╭──
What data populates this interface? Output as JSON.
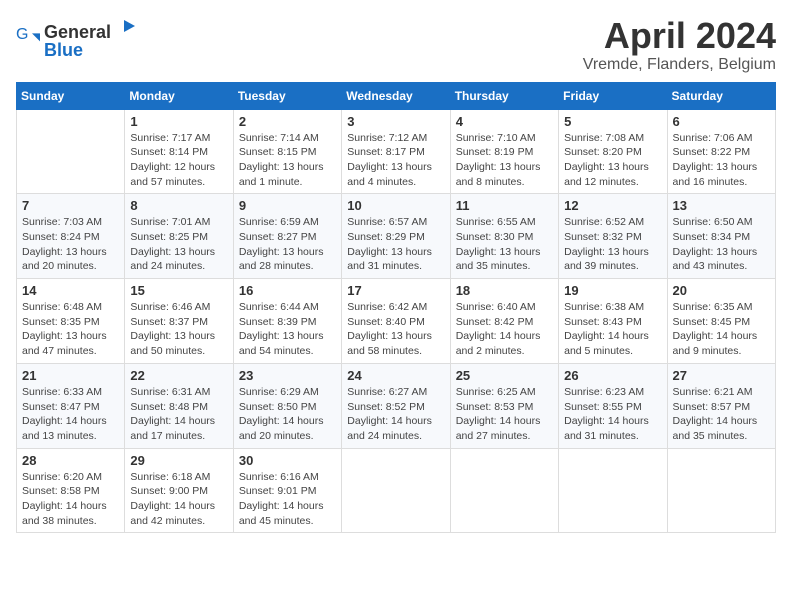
{
  "logo": {
    "general": "General",
    "blue": "Blue"
  },
  "title": "April 2024",
  "location": "Vremde, Flanders, Belgium",
  "weekdays": [
    "Sunday",
    "Monday",
    "Tuesday",
    "Wednesday",
    "Thursday",
    "Friday",
    "Saturday"
  ],
  "weeks": [
    [
      {
        "day": "",
        "info": ""
      },
      {
        "day": "1",
        "info": "Sunrise: 7:17 AM\nSunset: 8:14 PM\nDaylight: 12 hours\nand 57 minutes."
      },
      {
        "day": "2",
        "info": "Sunrise: 7:14 AM\nSunset: 8:15 PM\nDaylight: 13 hours\nand 1 minute."
      },
      {
        "day": "3",
        "info": "Sunrise: 7:12 AM\nSunset: 8:17 PM\nDaylight: 13 hours\nand 4 minutes."
      },
      {
        "day": "4",
        "info": "Sunrise: 7:10 AM\nSunset: 8:19 PM\nDaylight: 13 hours\nand 8 minutes."
      },
      {
        "day": "5",
        "info": "Sunrise: 7:08 AM\nSunset: 8:20 PM\nDaylight: 13 hours\nand 12 minutes."
      },
      {
        "day": "6",
        "info": "Sunrise: 7:06 AM\nSunset: 8:22 PM\nDaylight: 13 hours\nand 16 minutes."
      }
    ],
    [
      {
        "day": "7",
        "info": "Sunrise: 7:03 AM\nSunset: 8:24 PM\nDaylight: 13 hours\nand 20 minutes."
      },
      {
        "day": "8",
        "info": "Sunrise: 7:01 AM\nSunset: 8:25 PM\nDaylight: 13 hours\nand 24 minutes."
      },
      {
        "day": "9",
        "info": "Sunrise: 6:59 AM\nSunset: 8:27 PM\nDaylight: 13 hours\nand 28 minutes."
      },
      {
        "day": "10",
        "info": "Sunrise: 6:57 AM\nSunset: 8:29 PM\nDaylight: 13 hours\nand 31 minutes."
      },
      {
        "day": "11",
        "info": "Sunrise: 6:55 AM\nSunset: 8:30 PM\nDaylight: 13 hours\nand 35 minutes."
      },
      {
        "day": "12",
        "info": "Sunrise: 6:52 AM\nSunset: 8:32 PM\nDaylight: 13 hours\nand 39 minutes."
      },
      {
        "day": "13",
        "info": "Sunrise: 6:50 AM\nSunset: 8:34 PM\nDaylight: 13 hours\nand 43 minutes."
      }
    ],
    [
      {
        "day": "14",
        "info": "Sunrise: 6:48 AM\nSunset: 8:35 PM\nDaylight: 13 hours\nand 47 minutes."
      },
      {
        "day": "15",
        "info": "Sunrise: 6:46 AM\nSunset: 8:37 PM\nDaylight: 13 hours\nand 50 minutes."
      },
      {
        "day": "16",
        "info": "Sunrise: 6:44 AM\nSunset: 8:39 PM\nDaylight: 13 hours\nand 54 minutes."
      },
      {
        "day": "17",
        "info": "Sunrise: 6:42 AM\nSunset: 8:40 PM\nDaylight: 13 hours\nand 58 minutes."
      },
      {
        "day": "18",
        "info": "Sunrise: 6:40 AM\nSunset: 8:42 PM\nDaylight: 14 hours\nand 2 minutes."
      },
      {
        "day": "19",
        "info": "Sunrise: 6:38 AM\nSunset: 8:43 PM\nDaylight: 14 hours\nand 5 minutes."
      },
      {
        "day": "20",
        "info": "Sunrise: 6:35 AM\nSunset: 8:45 PM\nDaylight: 14 hours\nand 9 minutes."
      }
    ],
    [
      {
        "day": "21",
        "info": "Sunrise: 6:33 AM\nSunset: 8:47 PM\nDaylight: 14 hours\nand 13 minutes."
      },
      {
        "day": "22",
        "info": "Sunrise: 6:31 AM\nSunset: 8:48 PM\nDaylight: 14 hours\nand 17 minutes."
      },
      {
        "day": "23",
        "info": "Sunrise: 6:29 AM\nSunset: 8:50 PM\nDaylight: 14 hours\nand 20 minutes."
      },
      {
        "day": "24",
        "info": "Sunrise: 6:27 AM\nSunset: 8:52 PM\nDaylight: 14 hours\nand 24 minutes."
      },
      {
        "day": "25",
        "info": "Sunrise: 6:25 AM\nSunset: 8:53 PM\nDaylight: 14 hours\nand 27 minutes."
      },
      {
        "day": "26",
        "info": "Sunrise: 6:23 AM\nSunset: 8:55 PM\nDaylight: 14 hours\nand 31 minutes."
      },
      {
        "day": "27",
        "info": "Sunrise: 6:21 AM\nSunset: 8:57 PM\nDaylight: 14 hours\nand 35 minutes."
      }
    ],
    [
      {
        "day": "28",
        "info": "Sunrise: 6:20 AM\nSunset: 8:58 PM\nDaylight: 14 hours\nand 38 minutes."
      },
      {
        "day": "29",
        "info": "Sunrise: 6:18 AM\nSunset: 9:00 PM\nDaylight: 14 hours\nand 42 minutes."
      },
      {
        "day": "30",
        "info": "Sunrise: 6:16 AM\nSunset: 9:01 PM\nDaylight: 14 hours\nand 45 minutes."
      },
      {
        "day": "",
        "info": ""
      },
      {
        "day": "",
        "info": ""
      },
      {
        "day": "",
        "info": ""
      },
      {
        "day": "",
        "info": ""
      }
    ]
  ]
}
╰──
* DESCRIPTION OF THE TASK *
Leave the pictures out and reproduce all of the records exactly.

* THE RESULT *
What data populates this interface? Output as JSON.
{
  "logo": {
    "general": "General",
    "blue": "Blue"
  },
  "title": "April 2024",
  "location": "Vremde, Flanders, Belgium",
  "weekdays": [
    "Sunday",
    "Monday",
    "Tuesday",
    "Wednesday",
    "Thursday",
    "Friday",
    "Saturday"
  ],
  "weeks": [
    [
      {
        "day": "",
        "info": ""
      },
      {
        "day": "1",
        "info": "Sunrise: 7:17 AM\nSunset: 8:14 PM\nDaylight: 12 hours\nand 57 minutes."
      },
      {
        "day": "2",
        "info": "Sunrise: 7:14 AM\nSunset: 8:15 PM\nDaylight: 13 hours\nand 1 minute."
      },
      {
        "day": "3",
        "info": "Sunrise: 7:12 AM\nSunset: 8:17 PM\nDaylight: 13 hours\nand 4 minutes."
      },
      {
        "day": "4",
        "info": "Sunrise: 7:10 AM\nSunset: 8:19 PM\nDaylight: 13 hours\nand 8 minutes."
      },
      {
        "day": "5",
        "info": "Sunrise: 7:08 AM\nSunset: 8:20 PM\nDaylight: 13 hours\nand 12 minutes."
      },
      {
        "day": "6",
        "info": "Sunrise: 7:06 AM\nSunset: 8:22 PM\nDaylight: 13 hours\nand 16 minutes."
      }
    ],
    [
      {
        "day": "7",
        "info": "Sunrise: 7:03 AM\nSunset: 8:24 PM\nDaylight: 13 hours\nand 20 minutes."
      },
      {
        "day": "8",
        "info": "Sunrise: 7:01 AM\nSunset: 8:25 PM\nDaylight: 13 hours\nand 24 minutes."
      },
      {
        "day": "9",
        "info": "Sunrise: 6:59 AM\nSunset: 8:27 PM\nDaylight: 13 hours\nand 28 minutes."
      },
      {
        "day": "10",
        "info": "Sunrise: 6:57 AM\nSunset: 8:29 PM\nDaylight: 13 hours\nand 31 minutes."
      },
      {
        "day": "11",
        "info": "Sunrise: 6:55 AM\nSunset: 8:30 PM\nDaylight: 13 hours\nand 35 minutes."
      },
      {
        "day": "12",
        "info": "Sunrise: 6:52 AM\nSunset: 8:32 PM\nDaylight: 13 hours\nand 39 minutes."
      },
      {
        "day": "13",
        "info": "Sunrise: 6:50 AM\nSunset: 8:34 PM\nDaylight: 13 hours\nand 43 minutes."
      }
    ],
    [
      {
        "day": "14",
        "info": "Sunrise: 6:48 AM\nSunset: 8:35 PM\nDaylight: 13 hours\nand 47 minutes."
      },
      {
        "day": "15",
        "info": "Sunrise: 6:46 AM\nSunset: 8:37 PM\nDaylight: 13 hours\nand 50 minutes."
      },
      {
        "day": "16",
        "info": "Sunrise: 6:44 AM\nSunset: 8:39 PM\nDaylight: 13 hours\nand 54 minutes."
      },
      {
        "day": "17",
        "info": "Sunrise: 6:42 AM\nSunset: 8:40 PM\nDaylight: 13 hours\nand 58 minutes."
      },
      {
        "day": "18",
        "info": "Sunrise: 6:40 AM\nSunset: 8:42 PM\nDaylight: 14 hours\nand 2 minutes."
      },
      {
        "day": "19",
        "info": "Sunrise: 6:38 AM\nSunset: 8:43 PM\nDaylight: 14 hours\nand 5 minutes."
      },
      {
        "day": "20",
        "info": "Sunrise: 6:35 AM\nSunset: 8:45 PM\nDaylight: 14 hours\nand 9 minutes."
      }
    ],
    [
      {
        "day": "21",
        "info": "Sunrise: 6:33 AM\nSunset: 8:47 PM\nDaylight: 14 hours\nand 13 minutes."
      },
      {
        "day": "22",
        "info": "Sunrise: 6:31 AM\nSunset: 8:48 PM\nDaylight: 14 hours\nand 17 minutes."
      },
      {
        "day": "23",
        "info": "Sunrise: 6:29 AM\nSunset: 8:50 PM\nDaylight: 14 hours\nand 20 minutes."
      },
      {
        "day": "24",
        "info": "Sunrise: 6:27 AM\nSunset: 8:52 PM\nDaylight: 14 hours\nand 24 minutes."
      },
      {
        "day": "25",
        "info": "Sunrise: 6:25 AM\nSunset: 8:53 PM\nDaylight: 14 hours\nand 27 minutes."
      },
      {
        "day": "26",
        "info": "Sunrise: 6:23 AM\nSunset: 8:55 PM\nDaylight: 14 hours\nand 31 minutes."
      },
      {
        "day": "27",
        "info": "Sunrise: 6:21 AM\nSunset: 8:57 PM\nDaylight: 14 hours\nand 35 minutes."
      }
    ],
    [
      {
        "day": "28",
        "info": "Sunrise: 6:20 AM\nSunset: 8:58 PM\nDaylight: 14 hours\nand 38 minutes."
      },
      {
        "day": "29",
        "info": "Sunrise: 6:18 AM\nSunset: 9:00 PM\nDaylight: 14 hours\nand 42 minutes."
      },
      {
        "day": "30",
        "info": "Sunrise: 6:16 AM\nSunset: 9:01 PM\nDaylight: 14 hours\nand 45 minutes."
      },
      {
        "day": "",
        "info": ""
      },
      {
        "day": "",
        "info": ""
      },
      {
        "day": "",
        "info": ""
      },
      {
        "day": "",
        "info": ""
      }
    ]
  ]
}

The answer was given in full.